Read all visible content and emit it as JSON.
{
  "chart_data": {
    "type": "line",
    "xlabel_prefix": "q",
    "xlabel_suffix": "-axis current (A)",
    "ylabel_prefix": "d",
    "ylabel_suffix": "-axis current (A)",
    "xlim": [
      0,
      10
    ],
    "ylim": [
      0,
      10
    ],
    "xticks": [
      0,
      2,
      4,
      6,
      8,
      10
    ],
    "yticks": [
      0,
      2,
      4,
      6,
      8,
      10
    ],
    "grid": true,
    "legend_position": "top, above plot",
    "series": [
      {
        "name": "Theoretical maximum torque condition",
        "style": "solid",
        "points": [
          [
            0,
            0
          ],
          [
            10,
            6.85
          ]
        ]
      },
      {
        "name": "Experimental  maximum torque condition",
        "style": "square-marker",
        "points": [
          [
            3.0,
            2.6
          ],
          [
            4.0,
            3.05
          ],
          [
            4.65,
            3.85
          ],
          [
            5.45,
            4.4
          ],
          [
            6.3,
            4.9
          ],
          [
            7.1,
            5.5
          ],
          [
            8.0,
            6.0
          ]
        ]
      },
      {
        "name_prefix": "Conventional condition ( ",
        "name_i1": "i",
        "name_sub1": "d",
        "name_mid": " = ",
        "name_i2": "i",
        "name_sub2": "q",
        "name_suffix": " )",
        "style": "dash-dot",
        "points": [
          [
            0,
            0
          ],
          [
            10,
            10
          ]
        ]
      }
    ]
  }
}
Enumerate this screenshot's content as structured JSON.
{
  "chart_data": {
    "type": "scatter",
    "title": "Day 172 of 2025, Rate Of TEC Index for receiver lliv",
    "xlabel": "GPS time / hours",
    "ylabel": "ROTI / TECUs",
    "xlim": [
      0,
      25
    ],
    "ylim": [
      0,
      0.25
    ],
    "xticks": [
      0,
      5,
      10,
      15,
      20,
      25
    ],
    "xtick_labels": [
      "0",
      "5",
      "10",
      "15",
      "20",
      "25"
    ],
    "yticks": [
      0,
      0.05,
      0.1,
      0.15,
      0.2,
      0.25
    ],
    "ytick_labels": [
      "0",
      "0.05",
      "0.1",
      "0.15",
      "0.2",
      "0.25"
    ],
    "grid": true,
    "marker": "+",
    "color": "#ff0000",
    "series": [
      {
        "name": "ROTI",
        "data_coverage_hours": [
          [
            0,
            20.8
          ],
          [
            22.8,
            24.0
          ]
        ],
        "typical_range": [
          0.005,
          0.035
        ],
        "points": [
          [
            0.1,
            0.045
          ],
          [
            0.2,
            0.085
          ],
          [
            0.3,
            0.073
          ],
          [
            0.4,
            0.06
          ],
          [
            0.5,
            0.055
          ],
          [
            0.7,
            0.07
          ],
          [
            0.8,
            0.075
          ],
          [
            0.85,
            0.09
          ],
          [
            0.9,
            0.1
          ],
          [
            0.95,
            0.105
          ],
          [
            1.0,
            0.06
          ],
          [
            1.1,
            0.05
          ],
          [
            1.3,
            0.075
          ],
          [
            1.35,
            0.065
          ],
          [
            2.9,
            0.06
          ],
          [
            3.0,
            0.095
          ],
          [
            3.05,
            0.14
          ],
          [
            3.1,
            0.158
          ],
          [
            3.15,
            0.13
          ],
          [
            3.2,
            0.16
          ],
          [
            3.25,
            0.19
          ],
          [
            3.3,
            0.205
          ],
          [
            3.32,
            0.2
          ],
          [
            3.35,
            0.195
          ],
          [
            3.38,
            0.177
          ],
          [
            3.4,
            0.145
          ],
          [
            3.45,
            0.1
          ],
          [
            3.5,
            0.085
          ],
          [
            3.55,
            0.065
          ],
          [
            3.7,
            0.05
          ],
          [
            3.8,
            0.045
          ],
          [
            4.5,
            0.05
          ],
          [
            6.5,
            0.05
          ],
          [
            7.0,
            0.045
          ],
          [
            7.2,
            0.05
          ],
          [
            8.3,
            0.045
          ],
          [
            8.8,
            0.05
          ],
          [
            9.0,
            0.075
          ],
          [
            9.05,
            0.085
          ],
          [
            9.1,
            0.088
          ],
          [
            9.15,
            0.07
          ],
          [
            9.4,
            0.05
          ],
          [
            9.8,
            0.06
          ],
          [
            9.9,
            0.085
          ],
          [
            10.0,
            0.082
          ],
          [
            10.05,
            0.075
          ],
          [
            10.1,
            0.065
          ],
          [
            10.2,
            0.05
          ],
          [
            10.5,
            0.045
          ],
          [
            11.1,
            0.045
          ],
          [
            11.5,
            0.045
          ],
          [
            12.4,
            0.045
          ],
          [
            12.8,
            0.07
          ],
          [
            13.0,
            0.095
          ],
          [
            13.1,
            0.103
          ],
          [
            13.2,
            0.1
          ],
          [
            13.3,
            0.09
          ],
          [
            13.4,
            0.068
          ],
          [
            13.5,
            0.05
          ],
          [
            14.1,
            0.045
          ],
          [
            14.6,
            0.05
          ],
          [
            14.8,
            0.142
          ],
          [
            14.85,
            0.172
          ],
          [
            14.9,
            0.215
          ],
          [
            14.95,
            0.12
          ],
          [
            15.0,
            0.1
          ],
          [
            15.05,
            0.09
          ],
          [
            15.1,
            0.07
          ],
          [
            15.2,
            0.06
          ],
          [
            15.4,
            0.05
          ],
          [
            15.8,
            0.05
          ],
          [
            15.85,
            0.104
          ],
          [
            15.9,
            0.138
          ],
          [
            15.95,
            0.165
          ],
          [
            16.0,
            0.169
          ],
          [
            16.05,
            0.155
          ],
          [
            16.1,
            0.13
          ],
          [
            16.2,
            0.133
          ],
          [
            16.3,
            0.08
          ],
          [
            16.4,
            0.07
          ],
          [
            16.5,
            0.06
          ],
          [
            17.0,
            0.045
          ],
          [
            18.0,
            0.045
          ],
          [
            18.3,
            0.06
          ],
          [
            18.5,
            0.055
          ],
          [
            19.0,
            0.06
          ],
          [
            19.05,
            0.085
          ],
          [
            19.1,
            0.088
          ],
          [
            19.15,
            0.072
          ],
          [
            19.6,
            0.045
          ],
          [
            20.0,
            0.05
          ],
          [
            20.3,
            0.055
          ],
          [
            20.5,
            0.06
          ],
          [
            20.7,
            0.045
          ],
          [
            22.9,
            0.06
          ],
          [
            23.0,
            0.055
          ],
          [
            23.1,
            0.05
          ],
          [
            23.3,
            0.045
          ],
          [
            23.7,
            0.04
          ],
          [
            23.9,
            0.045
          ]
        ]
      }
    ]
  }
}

● **Problem description**
Extract all lines as given.

● **Response to the exercise**
Read all visible content and emit it as JSON.
{
  "chart_data": {
    "type": "line",
    "xlabel_prefix": "q",
    "xlabel_suffix": "-axis current (A)",
    "ylabel_prefix": "d",
    "ylabel_suffix": "-axis current (A)",
    "xlim": [
      0,
      10
    ],
    "ylim": [
      0,
      10
    ],
    "xticks": [
      0,
      2,
      4,
      6,
      8,
      10
    ],
    "yticks": [
      0,
      2,
      4,
      6,
      8,
      10
    ],
    "grid": true,
    "legend_position": "top, above plot",
    "series": [
      {
        "name": "Theoretical maximum torque condition",
        "style": "solid",
        "points": [
          [
            0,
            0
          ],
          [
            10,
            6.85
          ]
        ]
      },
      {
        "name": "Experimental  maximum torque condition",
        "style": "square-marker",
        "points": [
          [
            3.0,
            2.6
          ],
          [
            4.0,
            3.05
          ],
          [
            4.65,
            3.85
          ],
          [
            5.45,
            4.4
          ],
          [
            6.3,
            4.9
          ],
          [
            7.1,
            5.5
          ],
          [
            8.0,
            6.0
          ]
        ]
      },
      {
        "name_prefix": "Conventional condition ( ",
        "name_i1": "i",
        "name_sub1": "d",
        "name_mid": " = ",
        "name_i2": "i",
        "name_sub2": "q",
        "name_suffix": " )",
        "style": "dash-dot",
        "points": [
          [
            0,
            0
          ],
          [
            10,
            10
          ]
        ]
      }
    ]
  }
}
Enumerate this screenshot's content as structured JSON.
{
  "chart_data": {
    "type": "scatter",
    "title": "Day 172 of 2025, Rate Of TEC Index for receiver lliv",
    "xlabel": "GPS time / hours",
    "ylabel": "ROTI / TECUs",
    "xlim": [
      0,
      25
    ],
    "ylim": [
      0,
      0.25
    ],
    "xticks": [
      0,
      5,
      10,
      15,
      20,
      25
    ],
    "xtick_labels": [
      "0",
      "5",
      "10",
      "15",
      "20",
      "25"
    ],
    "yticks": [
      0,
      0.05,
      0.1,
      0.15,
      0.2,
      0.25
    ],
    "ytick_labels": [
      "0",
      "0.05",
      "0.1",
      "0.15",
      "0.2",
      "0.25"
    ],
    "grid": true,
    "marker": "+",
    "color": "#ff0000",
    "series": [
      {
        "name": "ROTI",
        "data_coverage_hours": [
          [
            0,
            20.8
          ],
          [
            22.8,
            24.0
          ]
        ],
        "typical_range": [
          0.005,
          0.035
        ],
        "points": [
          [
            0.1,
            0.045
          ],
          [
            0.2,
            0.085
          ],
          [
            0.3,
            0.073
          ],
          [
            0.4,
            0.06
          ],
          [
            0.5,
            0.055
          ],
          [
            0.7,
            0.07
          ],
          [
            0.8,
            0.075
          ],
          [
            0.85,
            0.09
          ],
          [
            0.9,
            0.1
          ],
          [
            0.95,
            0.105
          ],
          [
            1.0,
            0.06
          ],
          [
            1.1,
            0.05
          ],
          [
            1.3,
            0.075
          ],
          [
            1.35,
            0.065
          ],
          [
            2.9,
            0.06
          ],
          [
            3.0,
            0.095
          ],
          [
            3.05,
            0.14
          ],
          [
            3.1,
            0.158
          ],
          [
            3.15,
            0.13
          ],
          [
            3.2,
            0.16
          ],
          [
            3.25,
            0.19
          ],
          [
            3.3,
            0.205
          ],
          [
            3.32,
            0.2
          ],
          [
            3.35,
            0.195
          ],
          [
            3.38,
            0.177
          ],
          [
            3.4,
            0.145
          ],
          [
            3.45,
            0.1
          ],
          [
            3.5,
            0.085
          ],
          [
            3.55,
            0.065
          ],
          [
            3.7,
            0.05
          ],
          [
            3.8,
            0.045
          ],
          [
            4.5,
            0.05
          ],
          [
            6.5,
            0.05
          ],
          [
            7.0,
            0.045
          ],
          [
            7.2,
            0.05
          ],
          [
            8.3,
            0.045
          ],
          [
            8.8,
            0.05
          ],
          [
            9.0,
            0.075
          ],
          [
            9.05,
            0.085
          ],
          [
            9.1,
            0.088
          ],
          [
            9.15,
            0.07
          ],
          [
            9.4,
            0.05
          ],
          [
            9.8,
            0.06
          ],
          [
            9.9,
            0.085
          ],
          [
            10.0,
            0.082
          ],
          [
            10.05,
            0.075
          ],
          [
            10.1,
            0.065
          ],
          [
            10.2,
            0.05
          ],
          [
            10.5,
            0.045
          ],
          [
            11.1,
            0.045
          ],
          [
            11.5,
            0.045
          ],
          [
            12.4,
            0.045
          ],
          [
            12.8,
            0.07
          ],
          [
            13.0,
            0.095
          ],
          [
            13.1,
            0.103
          ],
          [
            13.2,
            0.1
          ],
          [
            13.3,
            0.09
          ],
          [
            13.4,
            0.068
          ],
          [
            13.5,
            0.05
          ],
          [
            14.1,
            0.045
          ],
          [
            14.6,
            0.05
          ],
          [
            14.8,
            0.142
          ],
          [
            14.85,
            0.172
          ],
          [
            14.9,
            0.215
          ],
          [
            14.95,
            0.12
          ],
          [
            15.0,
            0.1
          ],
          [
            15.05,
            0.09
          ],
          [
            15.1,
            0.07
          ],
          [
            15.2,
            0.06
          ],
          [
            15.4,
            0.05
          ],
          [
            15.8,
            0.05
          ],
          [
            15.85,
            0.104
          ],
          [
            15.9,
            0.138
          ],
          [
            15.95,
            0.165
          ],
          [
            16.0,
            0.169
          ],
          [
            16.05,
            0.155
          ],
          [
            16.1,
            0.13
          ],
          [
            16.2,
            0.133
          ],
          [
            16.3,
            0.08
          ],
          [
            16.4,
            0.07
          ],
          [
            16.5,
            0.06
          ],
          [
            17.0,
            0.045
          ],
          [
            18.0,
            0.045
          ],
          [
            18.3,
            0.06
          ],
          [
            18.5,
            0.055
          ],
          [
            19.0,
            0.06
          ],
          [
            19.05,
            0.085
          ],
          [
            19.1,
            0.088
          ],
          [
            19.15,
            0.072
          ],
          [
            19.6,
            0.045
          ],
          [
            20.0,
            0.05
          ],
          [
            20.3,
            0.055
          ],
          [
            20.5,
            0.06
          ],
          [
            20.7,
            0.045
          ],
          [
            22.9,
            0.06
          ],
          [
            23.0,
            0.055
          ],
          [
            23.1,
            0.05
          ],
          [
            23.3,
            0.045
          ],
          [
            23.7,
            0.04
          ],
          [
            23.9,
            0.045
          ]
        ]
      }
    ]
  }
}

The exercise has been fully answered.